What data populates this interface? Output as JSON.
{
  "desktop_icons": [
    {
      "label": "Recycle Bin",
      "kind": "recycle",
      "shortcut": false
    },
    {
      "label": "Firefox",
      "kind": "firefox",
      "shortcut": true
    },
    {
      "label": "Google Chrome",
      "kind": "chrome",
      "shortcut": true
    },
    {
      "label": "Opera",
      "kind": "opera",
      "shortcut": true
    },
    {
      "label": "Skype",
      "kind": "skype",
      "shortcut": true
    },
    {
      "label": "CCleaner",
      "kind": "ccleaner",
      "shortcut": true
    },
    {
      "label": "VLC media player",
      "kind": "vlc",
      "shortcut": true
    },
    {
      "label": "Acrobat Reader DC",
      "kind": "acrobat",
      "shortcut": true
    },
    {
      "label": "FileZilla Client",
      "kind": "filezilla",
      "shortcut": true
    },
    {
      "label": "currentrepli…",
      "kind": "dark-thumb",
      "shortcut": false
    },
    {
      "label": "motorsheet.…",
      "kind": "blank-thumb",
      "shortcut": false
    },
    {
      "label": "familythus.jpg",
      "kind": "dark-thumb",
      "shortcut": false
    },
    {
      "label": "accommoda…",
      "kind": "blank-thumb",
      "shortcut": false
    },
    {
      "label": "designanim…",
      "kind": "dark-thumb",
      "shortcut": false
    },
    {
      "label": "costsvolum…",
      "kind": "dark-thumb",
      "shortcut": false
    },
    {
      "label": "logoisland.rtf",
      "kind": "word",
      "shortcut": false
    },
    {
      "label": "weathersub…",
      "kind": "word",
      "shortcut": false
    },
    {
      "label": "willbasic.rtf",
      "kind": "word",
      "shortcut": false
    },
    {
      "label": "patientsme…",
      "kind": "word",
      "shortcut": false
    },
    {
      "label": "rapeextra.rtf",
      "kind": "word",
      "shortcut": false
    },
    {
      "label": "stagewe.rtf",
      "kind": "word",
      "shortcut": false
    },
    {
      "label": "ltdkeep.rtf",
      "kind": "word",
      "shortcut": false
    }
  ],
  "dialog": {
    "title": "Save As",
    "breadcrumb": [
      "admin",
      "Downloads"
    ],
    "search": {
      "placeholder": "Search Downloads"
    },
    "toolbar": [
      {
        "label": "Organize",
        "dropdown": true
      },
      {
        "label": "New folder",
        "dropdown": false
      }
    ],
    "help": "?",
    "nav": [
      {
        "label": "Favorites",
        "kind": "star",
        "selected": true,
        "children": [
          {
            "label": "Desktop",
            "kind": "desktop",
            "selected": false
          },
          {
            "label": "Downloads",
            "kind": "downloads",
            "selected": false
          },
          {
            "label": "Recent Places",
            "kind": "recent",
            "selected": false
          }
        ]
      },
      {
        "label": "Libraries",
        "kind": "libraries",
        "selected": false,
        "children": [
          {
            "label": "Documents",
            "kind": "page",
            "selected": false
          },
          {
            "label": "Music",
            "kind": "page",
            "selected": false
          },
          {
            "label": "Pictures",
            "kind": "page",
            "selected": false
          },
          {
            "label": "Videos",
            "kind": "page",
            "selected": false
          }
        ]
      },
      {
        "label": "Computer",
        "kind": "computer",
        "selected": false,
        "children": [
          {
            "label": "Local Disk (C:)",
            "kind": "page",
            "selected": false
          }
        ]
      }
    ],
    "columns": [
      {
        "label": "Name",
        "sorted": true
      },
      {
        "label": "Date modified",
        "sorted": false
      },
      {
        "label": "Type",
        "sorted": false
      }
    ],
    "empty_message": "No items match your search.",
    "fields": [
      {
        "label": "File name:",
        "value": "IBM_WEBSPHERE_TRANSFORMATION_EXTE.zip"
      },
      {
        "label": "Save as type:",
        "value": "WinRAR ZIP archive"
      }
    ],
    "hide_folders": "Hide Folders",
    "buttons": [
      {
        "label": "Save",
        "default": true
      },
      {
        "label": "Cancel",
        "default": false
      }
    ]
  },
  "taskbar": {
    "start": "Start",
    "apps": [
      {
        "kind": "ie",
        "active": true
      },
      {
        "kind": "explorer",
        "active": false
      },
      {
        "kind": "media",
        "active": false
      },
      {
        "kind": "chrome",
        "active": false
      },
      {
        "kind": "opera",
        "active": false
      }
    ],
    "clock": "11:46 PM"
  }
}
- - - - -
• **EXERCISE AIM**
From the listing above, find the number of lines with the word "value" in them. Answer with the number only.

• **REPLY**
2